- **Exercise description**: Lines containing the word "this" should be extracted in full.

— start Material for the task —

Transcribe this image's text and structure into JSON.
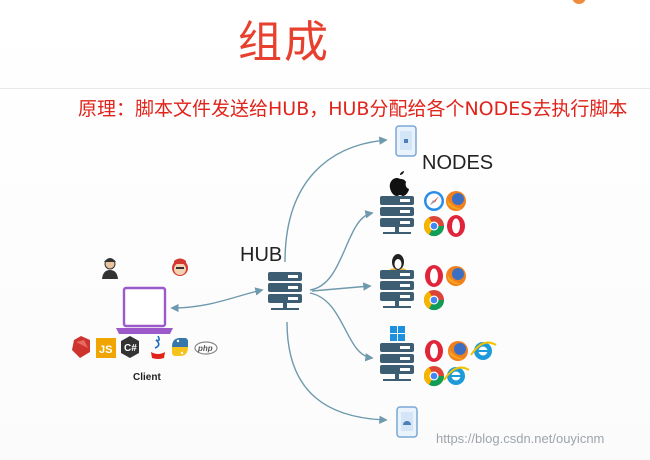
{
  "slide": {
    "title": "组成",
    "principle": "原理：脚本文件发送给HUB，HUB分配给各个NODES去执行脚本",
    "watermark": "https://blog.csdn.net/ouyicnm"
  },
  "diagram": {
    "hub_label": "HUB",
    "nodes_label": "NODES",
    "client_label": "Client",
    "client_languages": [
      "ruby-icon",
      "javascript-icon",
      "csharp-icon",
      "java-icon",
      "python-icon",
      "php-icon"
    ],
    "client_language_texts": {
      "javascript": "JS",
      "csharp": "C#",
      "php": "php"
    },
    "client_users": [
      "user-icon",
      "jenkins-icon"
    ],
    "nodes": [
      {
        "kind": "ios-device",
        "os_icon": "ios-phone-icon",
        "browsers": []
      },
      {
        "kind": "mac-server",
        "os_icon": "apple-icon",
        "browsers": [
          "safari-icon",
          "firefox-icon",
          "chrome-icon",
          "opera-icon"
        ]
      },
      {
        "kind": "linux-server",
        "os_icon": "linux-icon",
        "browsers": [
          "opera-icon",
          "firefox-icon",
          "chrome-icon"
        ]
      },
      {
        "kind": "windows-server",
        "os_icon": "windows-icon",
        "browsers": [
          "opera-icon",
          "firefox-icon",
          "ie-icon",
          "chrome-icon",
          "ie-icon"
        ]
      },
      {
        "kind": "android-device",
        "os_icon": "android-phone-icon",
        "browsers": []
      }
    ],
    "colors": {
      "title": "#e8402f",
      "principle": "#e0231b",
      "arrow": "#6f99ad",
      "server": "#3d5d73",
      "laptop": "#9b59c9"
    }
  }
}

— end Material for the task —
— start Material for the task —

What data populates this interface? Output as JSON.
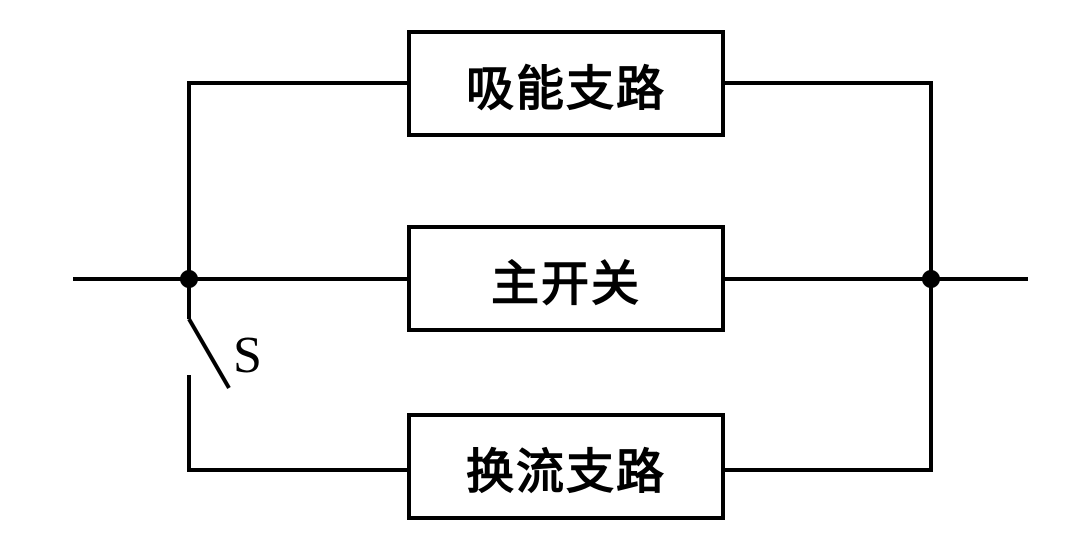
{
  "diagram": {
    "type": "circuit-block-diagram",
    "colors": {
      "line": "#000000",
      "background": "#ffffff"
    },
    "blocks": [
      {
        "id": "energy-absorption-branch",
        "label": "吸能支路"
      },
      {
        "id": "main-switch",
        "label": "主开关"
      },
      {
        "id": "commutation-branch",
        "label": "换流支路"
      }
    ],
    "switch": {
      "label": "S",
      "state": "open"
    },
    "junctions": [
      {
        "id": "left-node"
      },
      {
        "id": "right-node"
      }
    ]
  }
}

— end Material for the task —
— start Material for the task —

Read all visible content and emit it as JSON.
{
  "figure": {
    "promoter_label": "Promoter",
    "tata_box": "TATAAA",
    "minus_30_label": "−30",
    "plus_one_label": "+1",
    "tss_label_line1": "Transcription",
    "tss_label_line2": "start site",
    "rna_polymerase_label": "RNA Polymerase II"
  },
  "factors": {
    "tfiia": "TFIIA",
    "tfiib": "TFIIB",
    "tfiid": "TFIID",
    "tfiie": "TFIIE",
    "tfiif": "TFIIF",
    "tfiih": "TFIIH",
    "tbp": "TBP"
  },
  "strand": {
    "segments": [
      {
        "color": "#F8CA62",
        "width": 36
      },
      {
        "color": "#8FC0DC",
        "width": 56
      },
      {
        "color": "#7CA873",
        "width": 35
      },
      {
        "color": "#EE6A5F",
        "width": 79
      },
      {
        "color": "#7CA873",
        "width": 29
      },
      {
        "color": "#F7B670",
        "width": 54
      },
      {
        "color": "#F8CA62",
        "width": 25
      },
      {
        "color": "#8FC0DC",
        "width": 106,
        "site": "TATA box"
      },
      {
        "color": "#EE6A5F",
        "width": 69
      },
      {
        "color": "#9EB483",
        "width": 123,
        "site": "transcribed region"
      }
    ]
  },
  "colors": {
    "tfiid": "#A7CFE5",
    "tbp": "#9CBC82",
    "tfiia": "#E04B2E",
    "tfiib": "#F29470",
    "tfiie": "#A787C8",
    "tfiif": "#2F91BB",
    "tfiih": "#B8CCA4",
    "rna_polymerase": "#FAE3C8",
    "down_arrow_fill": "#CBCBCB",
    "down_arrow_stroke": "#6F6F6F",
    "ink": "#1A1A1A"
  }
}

— end Material for the task —

- **Task answer**:
Transcribe this image's text and structure into JSON.
What data populates this interface? Output as JSON.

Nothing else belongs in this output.